_What you need to do_: Wherever the word "question" appears in a line, copy that line.

_Data section_:
........

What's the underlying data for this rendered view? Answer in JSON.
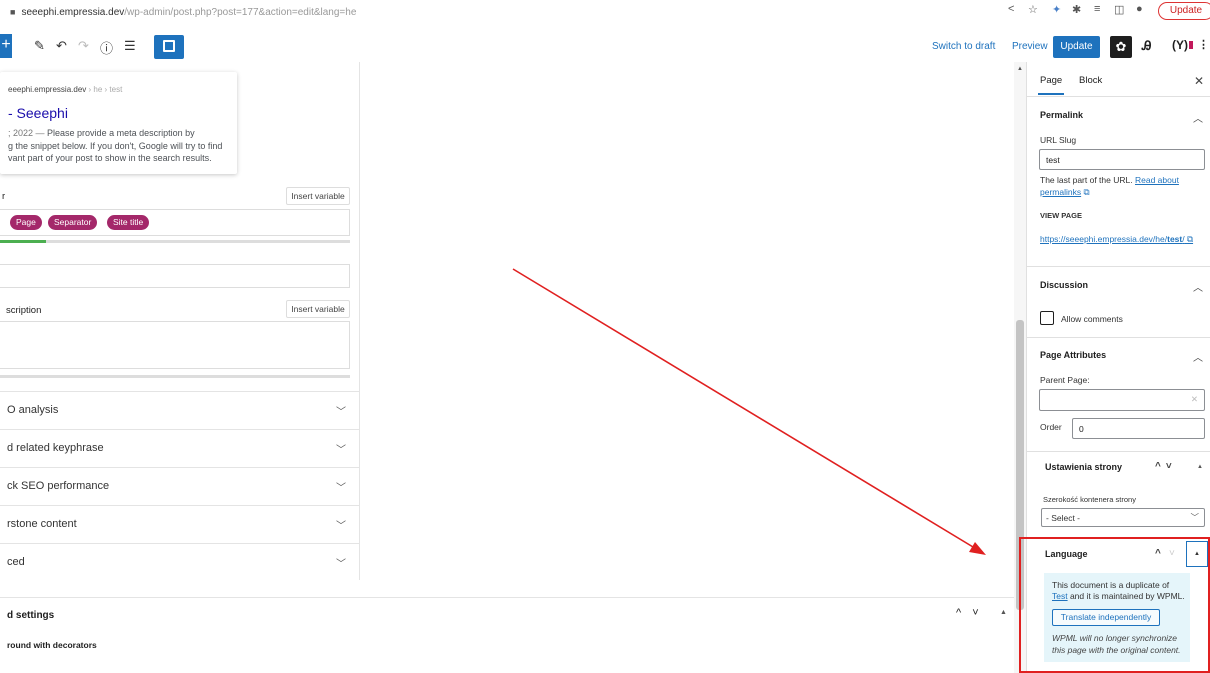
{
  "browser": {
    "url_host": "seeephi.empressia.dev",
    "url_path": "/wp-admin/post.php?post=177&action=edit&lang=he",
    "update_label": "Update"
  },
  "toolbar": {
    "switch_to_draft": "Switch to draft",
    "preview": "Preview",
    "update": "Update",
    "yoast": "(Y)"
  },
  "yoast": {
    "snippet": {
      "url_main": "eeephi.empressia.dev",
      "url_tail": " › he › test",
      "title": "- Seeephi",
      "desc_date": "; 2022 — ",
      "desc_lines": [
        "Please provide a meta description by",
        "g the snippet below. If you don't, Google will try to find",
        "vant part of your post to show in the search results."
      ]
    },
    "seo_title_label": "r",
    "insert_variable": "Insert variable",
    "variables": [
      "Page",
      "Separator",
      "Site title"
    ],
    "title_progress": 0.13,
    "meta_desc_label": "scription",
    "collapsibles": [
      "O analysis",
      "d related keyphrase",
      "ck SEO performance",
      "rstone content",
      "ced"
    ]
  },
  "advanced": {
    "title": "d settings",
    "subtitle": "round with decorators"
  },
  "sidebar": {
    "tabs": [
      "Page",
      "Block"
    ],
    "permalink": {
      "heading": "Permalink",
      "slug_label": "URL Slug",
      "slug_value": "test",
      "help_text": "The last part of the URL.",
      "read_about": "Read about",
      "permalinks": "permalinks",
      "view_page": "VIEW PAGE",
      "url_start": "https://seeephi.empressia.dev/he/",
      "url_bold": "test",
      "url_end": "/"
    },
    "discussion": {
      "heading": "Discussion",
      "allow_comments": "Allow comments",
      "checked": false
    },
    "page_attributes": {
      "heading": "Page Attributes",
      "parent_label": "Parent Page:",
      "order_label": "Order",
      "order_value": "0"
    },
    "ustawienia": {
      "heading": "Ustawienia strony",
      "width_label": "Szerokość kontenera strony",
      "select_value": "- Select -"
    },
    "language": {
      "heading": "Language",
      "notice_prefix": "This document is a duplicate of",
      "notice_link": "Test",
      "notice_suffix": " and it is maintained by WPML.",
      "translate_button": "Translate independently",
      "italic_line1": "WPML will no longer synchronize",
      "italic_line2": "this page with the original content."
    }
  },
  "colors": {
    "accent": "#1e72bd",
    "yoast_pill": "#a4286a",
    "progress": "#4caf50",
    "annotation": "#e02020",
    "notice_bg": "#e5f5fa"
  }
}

........

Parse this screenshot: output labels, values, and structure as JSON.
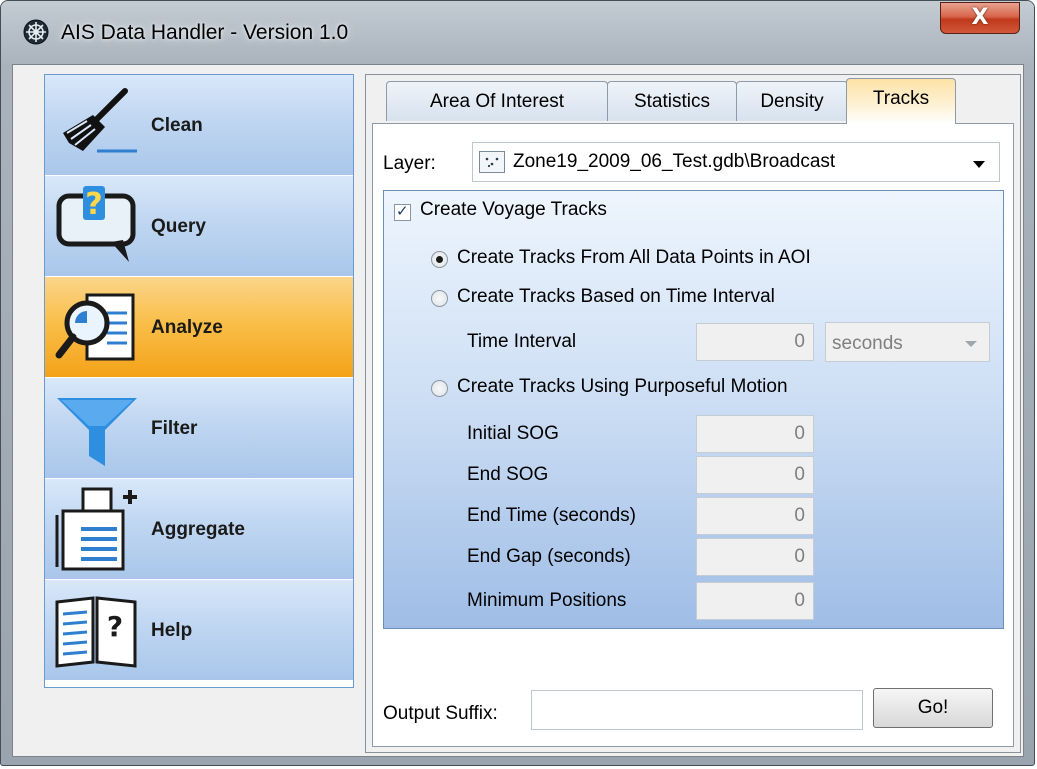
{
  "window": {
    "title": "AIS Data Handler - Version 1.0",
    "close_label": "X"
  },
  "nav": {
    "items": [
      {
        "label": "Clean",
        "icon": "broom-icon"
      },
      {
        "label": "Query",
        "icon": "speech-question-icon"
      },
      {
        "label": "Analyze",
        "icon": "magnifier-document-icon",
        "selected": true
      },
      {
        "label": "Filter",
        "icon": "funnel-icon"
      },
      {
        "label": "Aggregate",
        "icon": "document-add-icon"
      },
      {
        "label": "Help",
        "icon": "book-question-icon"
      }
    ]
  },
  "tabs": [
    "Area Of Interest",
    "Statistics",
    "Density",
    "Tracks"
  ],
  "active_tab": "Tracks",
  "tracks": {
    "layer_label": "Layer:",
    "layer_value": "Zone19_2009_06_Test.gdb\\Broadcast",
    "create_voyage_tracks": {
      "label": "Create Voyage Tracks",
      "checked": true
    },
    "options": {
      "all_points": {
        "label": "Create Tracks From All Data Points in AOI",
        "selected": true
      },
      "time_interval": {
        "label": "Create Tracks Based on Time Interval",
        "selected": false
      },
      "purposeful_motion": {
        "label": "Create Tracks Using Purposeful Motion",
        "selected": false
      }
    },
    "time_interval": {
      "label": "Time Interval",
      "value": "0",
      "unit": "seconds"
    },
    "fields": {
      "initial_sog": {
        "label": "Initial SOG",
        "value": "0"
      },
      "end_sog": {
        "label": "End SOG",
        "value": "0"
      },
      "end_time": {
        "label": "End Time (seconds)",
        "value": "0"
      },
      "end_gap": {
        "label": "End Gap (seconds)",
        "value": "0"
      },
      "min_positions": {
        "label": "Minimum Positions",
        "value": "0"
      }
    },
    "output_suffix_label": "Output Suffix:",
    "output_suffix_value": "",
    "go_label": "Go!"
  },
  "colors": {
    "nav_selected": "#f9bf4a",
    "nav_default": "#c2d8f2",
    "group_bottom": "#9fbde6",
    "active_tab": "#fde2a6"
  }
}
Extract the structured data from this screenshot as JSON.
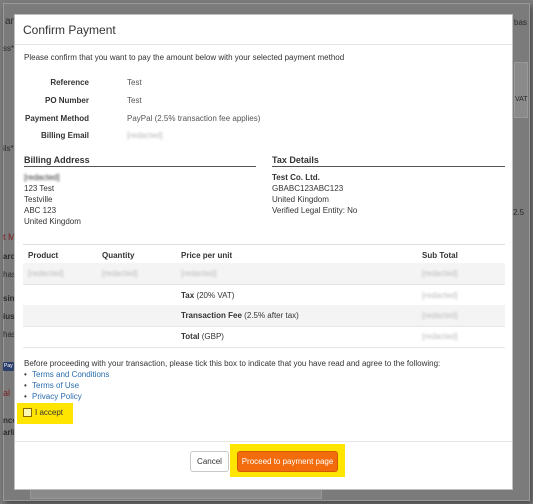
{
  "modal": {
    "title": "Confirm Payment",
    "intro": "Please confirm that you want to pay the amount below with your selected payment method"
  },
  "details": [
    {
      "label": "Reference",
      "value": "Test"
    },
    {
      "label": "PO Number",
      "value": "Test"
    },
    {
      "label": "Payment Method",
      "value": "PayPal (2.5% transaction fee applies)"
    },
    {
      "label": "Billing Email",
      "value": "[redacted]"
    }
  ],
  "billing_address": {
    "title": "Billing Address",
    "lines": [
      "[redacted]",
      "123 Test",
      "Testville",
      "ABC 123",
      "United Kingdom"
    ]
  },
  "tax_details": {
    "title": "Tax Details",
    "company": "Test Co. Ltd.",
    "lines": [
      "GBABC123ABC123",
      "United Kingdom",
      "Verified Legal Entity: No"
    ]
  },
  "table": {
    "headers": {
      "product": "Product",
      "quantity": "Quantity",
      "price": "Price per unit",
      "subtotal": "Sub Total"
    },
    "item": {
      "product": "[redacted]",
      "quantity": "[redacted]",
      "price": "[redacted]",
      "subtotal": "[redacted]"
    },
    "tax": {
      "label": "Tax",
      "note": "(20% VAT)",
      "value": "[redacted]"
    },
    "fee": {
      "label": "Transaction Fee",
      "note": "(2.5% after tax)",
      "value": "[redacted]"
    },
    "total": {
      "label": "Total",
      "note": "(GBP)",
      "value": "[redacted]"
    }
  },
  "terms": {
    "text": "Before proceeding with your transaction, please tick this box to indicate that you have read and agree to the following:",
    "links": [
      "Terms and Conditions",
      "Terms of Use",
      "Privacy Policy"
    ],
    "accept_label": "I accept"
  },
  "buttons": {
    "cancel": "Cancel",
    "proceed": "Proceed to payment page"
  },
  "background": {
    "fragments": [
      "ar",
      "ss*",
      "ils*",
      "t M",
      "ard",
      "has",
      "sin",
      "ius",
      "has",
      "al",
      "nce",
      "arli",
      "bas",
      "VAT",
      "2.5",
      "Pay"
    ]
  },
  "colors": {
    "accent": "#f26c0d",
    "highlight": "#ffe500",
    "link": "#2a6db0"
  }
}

........

_Result below_:
        "icon": "speech-question-icon"
        "icon": "book-question-icon"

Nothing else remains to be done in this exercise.